→ **Document text**
+===+
📃 These are primarily notes, intended to be a collection of useful fragments, that will probably never be complete in any sense.

This is not exhaustive (see various manuals).

There are better tutorials out there.

Also:

Some people, when confronted with a problem, think "I know, I'll use regular expressions." 
Now they have two problems. [1]

Introduction

Regular expressions (regexp, regex) let you express a pattern in a string, which you can then use to do one of:

Match: Accept strings only if they are in the described form

Search: Try to look for parts of a string that conform -- e.g. to match a line by something it contains (e.g. grep)

which is like basically matching but can start later in the string

Extract pieces of information (via grouping)

Substitute/replace: Alter text patterns (regularly using grouping in some way)

they are sometimes used to build (FSA-style) transducers - state machines

For example, say you have structural directories like

2012-12_proj1
2014-05_bio
temp

You can match looking for the year-month_name pattern, with something like:

[0-9]{4}-[0-9]{1,2}_[A-Za-z0-9]*

More useful than just matching is extracting, e.g. the year, month, and name/rest:

([0-9]{4})-([0-9]{1,2})_([A-Za-z0-9]*)
+===+
→ **Information given**

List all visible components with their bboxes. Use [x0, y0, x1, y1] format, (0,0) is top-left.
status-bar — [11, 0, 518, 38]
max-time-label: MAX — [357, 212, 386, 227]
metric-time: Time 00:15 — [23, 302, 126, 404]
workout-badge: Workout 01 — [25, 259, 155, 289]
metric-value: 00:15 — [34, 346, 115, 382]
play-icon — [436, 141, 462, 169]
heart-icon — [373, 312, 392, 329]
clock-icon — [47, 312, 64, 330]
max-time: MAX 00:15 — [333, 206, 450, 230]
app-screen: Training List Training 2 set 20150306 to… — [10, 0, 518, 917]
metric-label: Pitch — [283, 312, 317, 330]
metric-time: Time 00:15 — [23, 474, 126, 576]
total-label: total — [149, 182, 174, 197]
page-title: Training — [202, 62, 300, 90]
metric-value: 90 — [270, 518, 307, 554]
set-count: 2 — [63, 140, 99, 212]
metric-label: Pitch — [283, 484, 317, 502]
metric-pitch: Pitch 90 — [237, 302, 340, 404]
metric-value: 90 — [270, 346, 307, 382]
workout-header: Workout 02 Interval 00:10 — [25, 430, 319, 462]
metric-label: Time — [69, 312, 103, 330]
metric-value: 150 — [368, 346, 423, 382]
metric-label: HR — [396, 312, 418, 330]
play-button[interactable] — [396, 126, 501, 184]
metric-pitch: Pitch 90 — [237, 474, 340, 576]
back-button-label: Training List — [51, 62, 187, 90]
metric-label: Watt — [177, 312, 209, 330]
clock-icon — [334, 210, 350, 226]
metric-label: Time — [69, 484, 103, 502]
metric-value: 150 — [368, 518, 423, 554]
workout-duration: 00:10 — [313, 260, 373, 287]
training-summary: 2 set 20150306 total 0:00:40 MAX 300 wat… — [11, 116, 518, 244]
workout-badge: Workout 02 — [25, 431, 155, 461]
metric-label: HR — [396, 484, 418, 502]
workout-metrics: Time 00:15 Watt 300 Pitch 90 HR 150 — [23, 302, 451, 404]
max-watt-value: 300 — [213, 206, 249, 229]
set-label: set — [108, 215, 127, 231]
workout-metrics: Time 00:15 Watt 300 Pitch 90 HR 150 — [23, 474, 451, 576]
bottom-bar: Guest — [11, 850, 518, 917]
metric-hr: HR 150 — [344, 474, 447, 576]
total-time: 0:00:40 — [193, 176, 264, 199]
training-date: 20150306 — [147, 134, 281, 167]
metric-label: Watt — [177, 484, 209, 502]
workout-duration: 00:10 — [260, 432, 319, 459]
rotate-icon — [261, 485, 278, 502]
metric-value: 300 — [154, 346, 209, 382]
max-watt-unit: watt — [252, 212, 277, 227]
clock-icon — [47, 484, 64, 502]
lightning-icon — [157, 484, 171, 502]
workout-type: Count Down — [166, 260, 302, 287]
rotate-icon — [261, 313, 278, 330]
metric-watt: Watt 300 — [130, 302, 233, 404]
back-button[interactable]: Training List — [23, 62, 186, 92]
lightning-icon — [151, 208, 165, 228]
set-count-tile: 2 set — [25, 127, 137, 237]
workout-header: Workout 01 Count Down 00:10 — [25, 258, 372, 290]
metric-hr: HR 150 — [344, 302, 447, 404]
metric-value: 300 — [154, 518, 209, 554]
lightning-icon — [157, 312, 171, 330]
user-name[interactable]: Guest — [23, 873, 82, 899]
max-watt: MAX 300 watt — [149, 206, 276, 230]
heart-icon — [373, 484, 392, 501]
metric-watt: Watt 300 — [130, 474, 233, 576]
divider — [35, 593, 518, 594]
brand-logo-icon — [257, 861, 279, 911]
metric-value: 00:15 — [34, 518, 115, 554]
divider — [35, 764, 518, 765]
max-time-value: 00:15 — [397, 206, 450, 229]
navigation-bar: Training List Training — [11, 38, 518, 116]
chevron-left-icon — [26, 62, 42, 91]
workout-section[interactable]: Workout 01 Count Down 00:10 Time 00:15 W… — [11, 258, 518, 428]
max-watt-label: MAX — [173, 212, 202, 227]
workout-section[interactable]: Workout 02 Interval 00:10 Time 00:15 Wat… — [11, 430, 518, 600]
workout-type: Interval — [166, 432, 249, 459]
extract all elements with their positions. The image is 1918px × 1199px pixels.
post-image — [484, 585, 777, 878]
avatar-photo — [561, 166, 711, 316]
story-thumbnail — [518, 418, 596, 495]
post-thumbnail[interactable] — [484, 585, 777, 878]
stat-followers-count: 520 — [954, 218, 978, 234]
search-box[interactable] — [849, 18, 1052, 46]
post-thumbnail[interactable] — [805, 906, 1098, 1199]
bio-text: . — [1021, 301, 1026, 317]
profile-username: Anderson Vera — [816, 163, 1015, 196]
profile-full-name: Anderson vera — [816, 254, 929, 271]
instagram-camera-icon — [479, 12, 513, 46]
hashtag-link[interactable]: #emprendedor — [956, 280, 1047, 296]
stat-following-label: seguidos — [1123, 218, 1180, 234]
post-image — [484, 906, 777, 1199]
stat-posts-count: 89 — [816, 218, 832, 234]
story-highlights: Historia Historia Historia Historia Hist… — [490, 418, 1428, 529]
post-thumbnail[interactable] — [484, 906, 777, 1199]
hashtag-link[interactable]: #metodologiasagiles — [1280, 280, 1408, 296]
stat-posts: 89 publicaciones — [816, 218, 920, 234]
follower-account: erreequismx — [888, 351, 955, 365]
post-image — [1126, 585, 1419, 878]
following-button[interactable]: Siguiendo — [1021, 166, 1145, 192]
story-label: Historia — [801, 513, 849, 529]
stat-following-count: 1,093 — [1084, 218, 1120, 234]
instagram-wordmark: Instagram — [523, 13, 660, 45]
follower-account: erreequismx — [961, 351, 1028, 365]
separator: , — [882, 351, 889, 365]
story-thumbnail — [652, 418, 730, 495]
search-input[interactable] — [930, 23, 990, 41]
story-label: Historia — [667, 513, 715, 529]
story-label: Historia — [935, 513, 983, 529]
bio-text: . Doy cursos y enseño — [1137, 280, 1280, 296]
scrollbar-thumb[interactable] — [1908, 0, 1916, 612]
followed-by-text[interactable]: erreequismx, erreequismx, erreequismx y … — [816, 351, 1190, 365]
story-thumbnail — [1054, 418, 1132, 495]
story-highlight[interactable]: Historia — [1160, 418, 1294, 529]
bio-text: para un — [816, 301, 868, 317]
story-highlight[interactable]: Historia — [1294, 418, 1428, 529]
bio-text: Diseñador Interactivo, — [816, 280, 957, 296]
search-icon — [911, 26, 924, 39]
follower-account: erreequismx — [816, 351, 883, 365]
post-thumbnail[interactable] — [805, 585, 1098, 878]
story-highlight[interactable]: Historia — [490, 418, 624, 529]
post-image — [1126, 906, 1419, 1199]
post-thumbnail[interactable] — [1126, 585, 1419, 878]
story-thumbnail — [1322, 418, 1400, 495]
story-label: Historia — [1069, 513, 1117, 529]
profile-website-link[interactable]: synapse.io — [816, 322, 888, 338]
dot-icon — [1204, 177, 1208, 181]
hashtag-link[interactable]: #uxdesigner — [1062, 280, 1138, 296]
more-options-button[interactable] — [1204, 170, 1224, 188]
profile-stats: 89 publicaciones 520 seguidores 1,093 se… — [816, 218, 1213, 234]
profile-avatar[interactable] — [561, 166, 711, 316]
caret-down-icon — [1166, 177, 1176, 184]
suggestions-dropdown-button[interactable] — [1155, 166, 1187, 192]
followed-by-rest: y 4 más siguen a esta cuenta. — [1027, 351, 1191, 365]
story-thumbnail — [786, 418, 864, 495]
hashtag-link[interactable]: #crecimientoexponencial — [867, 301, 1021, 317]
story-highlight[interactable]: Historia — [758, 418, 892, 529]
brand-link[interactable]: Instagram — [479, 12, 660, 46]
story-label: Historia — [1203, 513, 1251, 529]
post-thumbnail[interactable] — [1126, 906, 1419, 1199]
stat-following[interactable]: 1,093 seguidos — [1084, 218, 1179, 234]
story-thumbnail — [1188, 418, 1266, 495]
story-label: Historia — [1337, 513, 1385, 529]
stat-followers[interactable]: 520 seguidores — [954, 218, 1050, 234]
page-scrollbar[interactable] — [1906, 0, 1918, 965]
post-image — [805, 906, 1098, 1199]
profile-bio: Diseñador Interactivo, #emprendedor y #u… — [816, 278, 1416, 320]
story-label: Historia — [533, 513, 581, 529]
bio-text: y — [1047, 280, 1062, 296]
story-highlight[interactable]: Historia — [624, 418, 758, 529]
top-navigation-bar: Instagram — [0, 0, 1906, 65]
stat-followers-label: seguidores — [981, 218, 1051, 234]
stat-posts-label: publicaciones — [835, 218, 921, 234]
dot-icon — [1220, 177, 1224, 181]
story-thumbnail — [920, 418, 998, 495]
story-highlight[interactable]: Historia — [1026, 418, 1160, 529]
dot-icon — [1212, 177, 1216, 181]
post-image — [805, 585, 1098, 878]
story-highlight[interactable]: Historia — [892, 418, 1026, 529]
+===+
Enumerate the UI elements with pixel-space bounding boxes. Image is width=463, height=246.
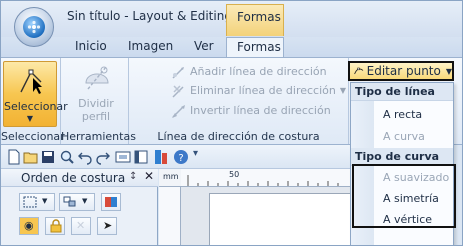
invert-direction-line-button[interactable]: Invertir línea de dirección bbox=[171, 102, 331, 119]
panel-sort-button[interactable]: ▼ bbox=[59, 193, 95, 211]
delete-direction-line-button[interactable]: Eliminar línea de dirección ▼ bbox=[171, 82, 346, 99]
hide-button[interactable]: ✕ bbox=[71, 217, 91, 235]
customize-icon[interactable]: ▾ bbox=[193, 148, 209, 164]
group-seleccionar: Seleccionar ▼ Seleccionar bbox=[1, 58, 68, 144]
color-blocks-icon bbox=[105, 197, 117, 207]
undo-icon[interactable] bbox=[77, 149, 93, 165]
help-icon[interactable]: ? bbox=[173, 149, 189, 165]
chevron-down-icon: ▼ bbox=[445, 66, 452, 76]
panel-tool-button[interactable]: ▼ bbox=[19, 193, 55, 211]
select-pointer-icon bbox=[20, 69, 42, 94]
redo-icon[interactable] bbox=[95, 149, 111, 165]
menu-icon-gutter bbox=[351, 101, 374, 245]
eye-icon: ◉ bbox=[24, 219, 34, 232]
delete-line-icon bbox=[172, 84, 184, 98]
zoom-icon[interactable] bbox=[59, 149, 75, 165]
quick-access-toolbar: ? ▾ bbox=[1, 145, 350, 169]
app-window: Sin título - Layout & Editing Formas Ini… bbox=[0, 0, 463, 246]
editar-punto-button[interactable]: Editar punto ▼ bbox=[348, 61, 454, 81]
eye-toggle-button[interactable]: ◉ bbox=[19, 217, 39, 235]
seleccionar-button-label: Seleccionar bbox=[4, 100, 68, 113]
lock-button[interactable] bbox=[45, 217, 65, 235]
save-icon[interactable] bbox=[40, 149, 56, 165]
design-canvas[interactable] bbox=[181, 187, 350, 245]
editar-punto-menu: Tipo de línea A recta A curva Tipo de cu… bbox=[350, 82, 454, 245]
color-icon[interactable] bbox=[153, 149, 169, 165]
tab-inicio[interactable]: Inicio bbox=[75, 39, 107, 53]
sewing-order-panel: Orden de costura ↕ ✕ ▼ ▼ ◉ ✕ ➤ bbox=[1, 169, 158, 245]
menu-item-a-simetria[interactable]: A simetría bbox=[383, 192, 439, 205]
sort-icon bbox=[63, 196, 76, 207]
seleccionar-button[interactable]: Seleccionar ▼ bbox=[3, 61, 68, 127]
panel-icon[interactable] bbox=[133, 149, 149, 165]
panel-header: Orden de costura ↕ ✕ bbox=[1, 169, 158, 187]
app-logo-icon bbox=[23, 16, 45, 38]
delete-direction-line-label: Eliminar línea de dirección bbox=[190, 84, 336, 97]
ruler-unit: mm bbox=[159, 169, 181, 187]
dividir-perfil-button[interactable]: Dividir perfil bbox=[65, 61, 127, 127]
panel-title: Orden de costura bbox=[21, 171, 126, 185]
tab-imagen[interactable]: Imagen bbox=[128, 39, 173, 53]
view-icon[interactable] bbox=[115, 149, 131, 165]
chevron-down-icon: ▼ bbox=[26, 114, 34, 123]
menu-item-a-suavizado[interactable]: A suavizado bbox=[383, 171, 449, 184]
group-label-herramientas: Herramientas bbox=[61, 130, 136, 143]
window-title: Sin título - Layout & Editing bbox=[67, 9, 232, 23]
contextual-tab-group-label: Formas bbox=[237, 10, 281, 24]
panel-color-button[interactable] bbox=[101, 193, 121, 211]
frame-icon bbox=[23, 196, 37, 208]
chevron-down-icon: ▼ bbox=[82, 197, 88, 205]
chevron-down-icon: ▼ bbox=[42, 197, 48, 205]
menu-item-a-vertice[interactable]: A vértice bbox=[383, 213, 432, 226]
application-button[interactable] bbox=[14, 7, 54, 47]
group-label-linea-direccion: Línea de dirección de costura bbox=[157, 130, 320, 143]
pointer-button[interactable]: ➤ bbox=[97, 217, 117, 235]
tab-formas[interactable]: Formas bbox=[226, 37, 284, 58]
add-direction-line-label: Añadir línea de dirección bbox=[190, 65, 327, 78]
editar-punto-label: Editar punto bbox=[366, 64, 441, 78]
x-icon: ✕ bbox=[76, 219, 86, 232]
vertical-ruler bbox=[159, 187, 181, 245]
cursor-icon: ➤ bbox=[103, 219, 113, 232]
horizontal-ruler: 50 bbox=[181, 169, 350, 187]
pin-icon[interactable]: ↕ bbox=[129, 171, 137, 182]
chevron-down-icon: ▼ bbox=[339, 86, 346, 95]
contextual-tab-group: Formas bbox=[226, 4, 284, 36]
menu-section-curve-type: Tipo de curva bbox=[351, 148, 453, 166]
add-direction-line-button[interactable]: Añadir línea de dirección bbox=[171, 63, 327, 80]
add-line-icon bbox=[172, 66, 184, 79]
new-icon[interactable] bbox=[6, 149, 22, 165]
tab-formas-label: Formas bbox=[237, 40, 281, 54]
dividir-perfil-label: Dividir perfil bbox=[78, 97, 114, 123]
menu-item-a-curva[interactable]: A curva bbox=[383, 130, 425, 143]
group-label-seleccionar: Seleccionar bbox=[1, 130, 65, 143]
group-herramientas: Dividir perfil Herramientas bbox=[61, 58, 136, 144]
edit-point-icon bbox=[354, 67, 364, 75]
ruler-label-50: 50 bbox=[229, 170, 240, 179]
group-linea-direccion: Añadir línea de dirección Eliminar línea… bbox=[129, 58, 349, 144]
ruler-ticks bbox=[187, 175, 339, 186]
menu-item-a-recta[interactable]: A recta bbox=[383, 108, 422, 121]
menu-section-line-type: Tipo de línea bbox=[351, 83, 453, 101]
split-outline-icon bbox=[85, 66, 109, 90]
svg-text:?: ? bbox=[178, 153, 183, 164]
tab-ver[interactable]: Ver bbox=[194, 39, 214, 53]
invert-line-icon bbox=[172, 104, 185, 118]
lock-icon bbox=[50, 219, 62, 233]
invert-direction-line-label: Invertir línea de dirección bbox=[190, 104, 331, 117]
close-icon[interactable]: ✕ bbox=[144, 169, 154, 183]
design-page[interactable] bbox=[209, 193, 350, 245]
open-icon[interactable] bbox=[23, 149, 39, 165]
+===+
→ **Stated goal**
How do the regular expressions notes say searching differs from matching? You can leave the listing aside.

→ **Correct answer**
Searching is basically like matching but can start later in the string.